AIM OF THE TASK: Write the material out again exactly as it stands.

-------------------------

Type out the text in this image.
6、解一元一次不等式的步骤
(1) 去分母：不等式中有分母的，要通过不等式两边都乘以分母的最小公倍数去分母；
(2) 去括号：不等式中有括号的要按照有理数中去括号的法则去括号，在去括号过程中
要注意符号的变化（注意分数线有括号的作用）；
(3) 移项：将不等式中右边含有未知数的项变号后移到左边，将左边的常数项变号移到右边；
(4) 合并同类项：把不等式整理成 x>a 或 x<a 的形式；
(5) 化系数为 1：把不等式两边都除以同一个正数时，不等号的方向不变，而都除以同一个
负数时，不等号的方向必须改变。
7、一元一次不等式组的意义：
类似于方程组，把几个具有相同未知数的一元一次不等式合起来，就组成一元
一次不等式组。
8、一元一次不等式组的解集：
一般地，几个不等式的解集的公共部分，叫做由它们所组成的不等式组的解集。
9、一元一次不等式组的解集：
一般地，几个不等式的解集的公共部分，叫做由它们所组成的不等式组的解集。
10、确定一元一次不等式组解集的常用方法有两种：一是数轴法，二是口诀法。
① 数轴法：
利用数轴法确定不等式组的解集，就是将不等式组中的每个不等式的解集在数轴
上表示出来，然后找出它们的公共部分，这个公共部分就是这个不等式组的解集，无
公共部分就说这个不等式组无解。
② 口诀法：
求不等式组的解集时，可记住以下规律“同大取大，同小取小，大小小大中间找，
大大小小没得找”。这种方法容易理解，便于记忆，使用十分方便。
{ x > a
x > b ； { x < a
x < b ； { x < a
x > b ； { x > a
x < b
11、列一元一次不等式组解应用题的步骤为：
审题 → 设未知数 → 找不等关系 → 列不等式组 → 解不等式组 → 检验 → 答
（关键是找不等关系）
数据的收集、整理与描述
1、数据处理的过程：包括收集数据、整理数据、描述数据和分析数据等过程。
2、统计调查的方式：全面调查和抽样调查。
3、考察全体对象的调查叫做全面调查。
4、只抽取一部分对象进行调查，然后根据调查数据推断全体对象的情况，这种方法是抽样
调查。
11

-------------------------

FULL OUTPUT:
Type out the text in this image.
6、解一元一次不等式的步骤
(1) 去分母：不等式中有分母的，要通过不等式两边都乘以分母的最小公倍数去分母；
(2) 去括号：不等式中有括号的要按照有理数中去括号的法则去括号，在去括号过程中
要注意符号的变化（注意分数线有括号的作用）；
(3) 移项：将不等式中右边含有未知数的项变号后移到左边，将左边的常数项变号移到右边；
(4) 合并同类项：把不等式整理成 x>a 或 x<a 的形式；
(5) 化系数为 1：把不等式两边都除以同一个正数时，不等号的方向不变，而都除以同一个
负数时，不等号的方向必须改变。
7、一元一次不等式组的意义：
类似于方程组，把几个具有相同未知数的一元一次不等式合起来，就组成一元
一次不等式组。
8、一元一次不等式组的解集：
一般地，几个不等式的解集的公共部分，叫做由它们所组成的不等式组的解集。
9、一元一次不等式组的解集：
一般地，几个不等式的解集的公共部分，叫做由它们所组成的不等式组的解集。
10、确定一元一次不等式组解集的常用方法有两种：一是数轴法，二是口诀法。
① 数轴法：
利用数轴法确定不等式组的解集，就是将不等式组中的每个不等式的解集在数轴
上表示出来，然后找出它们的公共部分，这个公共部分就是这个不等式组的解集，无
公共部分就说这个不等式组无解。
② 口诀法：
求不等式组的解集时，可记住以下规律“同大取大，同小取小，大小小大中间找，
大大小小没得找”。这种方法容易理解，便于记忆，使用十分方便。
{ x > a
x > b ； { x < a
x < b ； { x < a
x > b ； { x > a
x < b
11、列一元一次不等式组解应用题的步骤为：
审题 → 设未知数 → 找不等关系 → 列不等式组 → 解不等式组 → 检验 → 答
（关键是找不等关系）
数据的收集、整理与描述
1、数据处理的过程：包括收集数据、整理数据、描述数据和分析数据等过程。
2、统计调查的方式：全面调查和抽样调查。
3、考察全体对象的调查叫做全面调查。
4、只抽取一部分对象进行调查，然后根据调查数据推断全体对象的情况，这种方法是抽样
调查。
11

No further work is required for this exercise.